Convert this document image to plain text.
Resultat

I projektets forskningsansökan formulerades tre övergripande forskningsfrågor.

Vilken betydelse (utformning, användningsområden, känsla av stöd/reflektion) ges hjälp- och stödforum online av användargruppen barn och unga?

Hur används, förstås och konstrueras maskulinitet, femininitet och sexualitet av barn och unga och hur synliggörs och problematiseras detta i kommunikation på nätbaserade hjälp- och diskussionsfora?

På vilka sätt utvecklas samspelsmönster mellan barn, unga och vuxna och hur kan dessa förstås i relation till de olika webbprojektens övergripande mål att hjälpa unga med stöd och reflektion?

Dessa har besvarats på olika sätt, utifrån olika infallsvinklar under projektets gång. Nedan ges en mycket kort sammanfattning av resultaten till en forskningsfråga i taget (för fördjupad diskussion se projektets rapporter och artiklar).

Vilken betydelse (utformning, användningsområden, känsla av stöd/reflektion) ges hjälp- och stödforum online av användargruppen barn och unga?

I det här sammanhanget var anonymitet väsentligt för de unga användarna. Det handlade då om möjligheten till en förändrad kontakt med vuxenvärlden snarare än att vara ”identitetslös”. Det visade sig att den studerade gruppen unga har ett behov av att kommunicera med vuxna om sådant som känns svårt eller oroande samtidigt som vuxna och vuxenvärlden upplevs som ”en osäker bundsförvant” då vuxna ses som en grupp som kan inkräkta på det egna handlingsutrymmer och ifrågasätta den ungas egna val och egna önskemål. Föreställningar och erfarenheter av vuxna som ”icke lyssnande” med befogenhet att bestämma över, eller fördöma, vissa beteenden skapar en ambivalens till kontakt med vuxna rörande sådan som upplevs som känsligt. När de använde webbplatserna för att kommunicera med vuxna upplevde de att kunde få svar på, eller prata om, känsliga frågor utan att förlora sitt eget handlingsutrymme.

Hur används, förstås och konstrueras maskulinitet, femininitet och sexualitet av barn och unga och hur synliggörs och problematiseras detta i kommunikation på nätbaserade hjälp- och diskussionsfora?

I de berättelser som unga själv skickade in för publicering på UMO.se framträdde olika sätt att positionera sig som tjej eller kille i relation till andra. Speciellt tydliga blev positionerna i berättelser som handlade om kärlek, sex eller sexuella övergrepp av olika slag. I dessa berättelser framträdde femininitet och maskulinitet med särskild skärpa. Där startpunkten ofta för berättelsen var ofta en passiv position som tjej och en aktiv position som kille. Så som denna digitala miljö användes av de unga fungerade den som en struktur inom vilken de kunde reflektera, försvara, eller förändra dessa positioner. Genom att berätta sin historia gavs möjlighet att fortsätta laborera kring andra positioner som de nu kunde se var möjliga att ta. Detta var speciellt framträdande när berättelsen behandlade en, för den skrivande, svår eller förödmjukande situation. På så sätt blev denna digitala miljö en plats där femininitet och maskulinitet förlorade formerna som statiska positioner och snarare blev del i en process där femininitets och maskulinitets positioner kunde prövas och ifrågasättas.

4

--

What the exercise asks: Output each of the records exactly as it stands above.

Answer area:
Convert this document image to plain text.
Resultat

I projektets forskningsansökan formulerades tre övergripande forskningsfrågor.

Vilken betydelse (utformning, användningsområden, känsla av stöd/reflektion) ges hjälp- och stödforum online av användargruppen barn och unga?

Hur används, förstås och konstrueras maskulinitet, femininitet och sexualitet av barn och unga och hur synliggörs och problematiseras detta i kommunikation på nätbaserade hjälp- och diskussionsfora?

På vilka sätt utvecklas samspelsmönster mellan barn, unga och vuxna och hur kan dessa förstås i relation till de olika webbprojektens övergripande mål att hjälpa unga med stöd och reflektion?

Dessa har besvarats på olika sätt, utifrån olika infallsvinklar under projektets gång. Nedan ges en mycket kort sammanfattning av resultaten till en forskningsfråga i taget (för fördjupad diskussion se projektets rapporter och artiklar).

Vilken betydelse (utformning, användningsområden, känsla av stöd/reflektion) ges hjälp- och stödforum online av användargruppen barn och unga?

I det här sammanhanget var anonymitet väsentligt för de unga användarna. Det handlade då om möjligheten till en förändrad kontakt med vuxenvärlden snarare än att vara ”identitetslös”. Det visade sig att den studerade gruppen unga har ett behov av att kommunicera med vuxna om sådant som känns svårt eller oroande samtidigt som vuxna och vuxenvärlden upplevs som ”en osäker bundsförvant” då vuxna ses som en grupp som kan inkräkta på det egna handlingsutrymmer och ifrågasätta den ungas egna val och egna önskemål. Föreställningar och erfarenheter av vuxna som ”icke lyssnande” med befogenhet att bestämma över, eller fördöma, vissa beteenden skapar en ambivalens till kontakt med vuxna rörande sådan som upplevs som känsligt. När de använde webbplatserna för att kommunicera med vuxna upplevde de att kunde få svar på, eller prata om, känsliga frågor utan att förlora sitt eget handlingsutrymme.

Hur används, förstås och konstrueras maskulinitet, femininitet och sexualitet av barn och unga och hur synliggörs och problematiseras detta i kommunikation på nätbaserade hjälp- och diskussionsfora?

I de berättelser som unga själv skickade in för publicering på UMO.se framträdde olika sätt att positionera sig som tjej eller kille i relation till andra. Speciellt tydliga blev positionerna i berättelser som handlade om kärlek, sex eller sexuella övergrepp av olika slag. I dessa berättelser framträdde femininitet och maskulinitet med särskild skärpa. Där startpunkten ofta för berättelsen var ofta en passiv position som tjej och en aktiv position som kille. Så som denna digitala miljö användes av de unga fungerade den som en struktur inom vilken de kunde reflektera, försvara, eller förändra dessa positioner. Genom att berätta sin historia gavs möjlighet att fortsätta laborera kring andra positioner som de nu kunde se var möjliga att ta. Detta var speciellt framträdande när berättelsen behandlade en, för den skrivande, svår eller förödmjukande situation. På så sätt blev denna digitala miljö en plats där femininitet och maskulinitet förlorade formerna som statiska positioner och snarare blev del i en process där femininitets och maskulinitets positioner kunde prövas och ifrågasättas.

4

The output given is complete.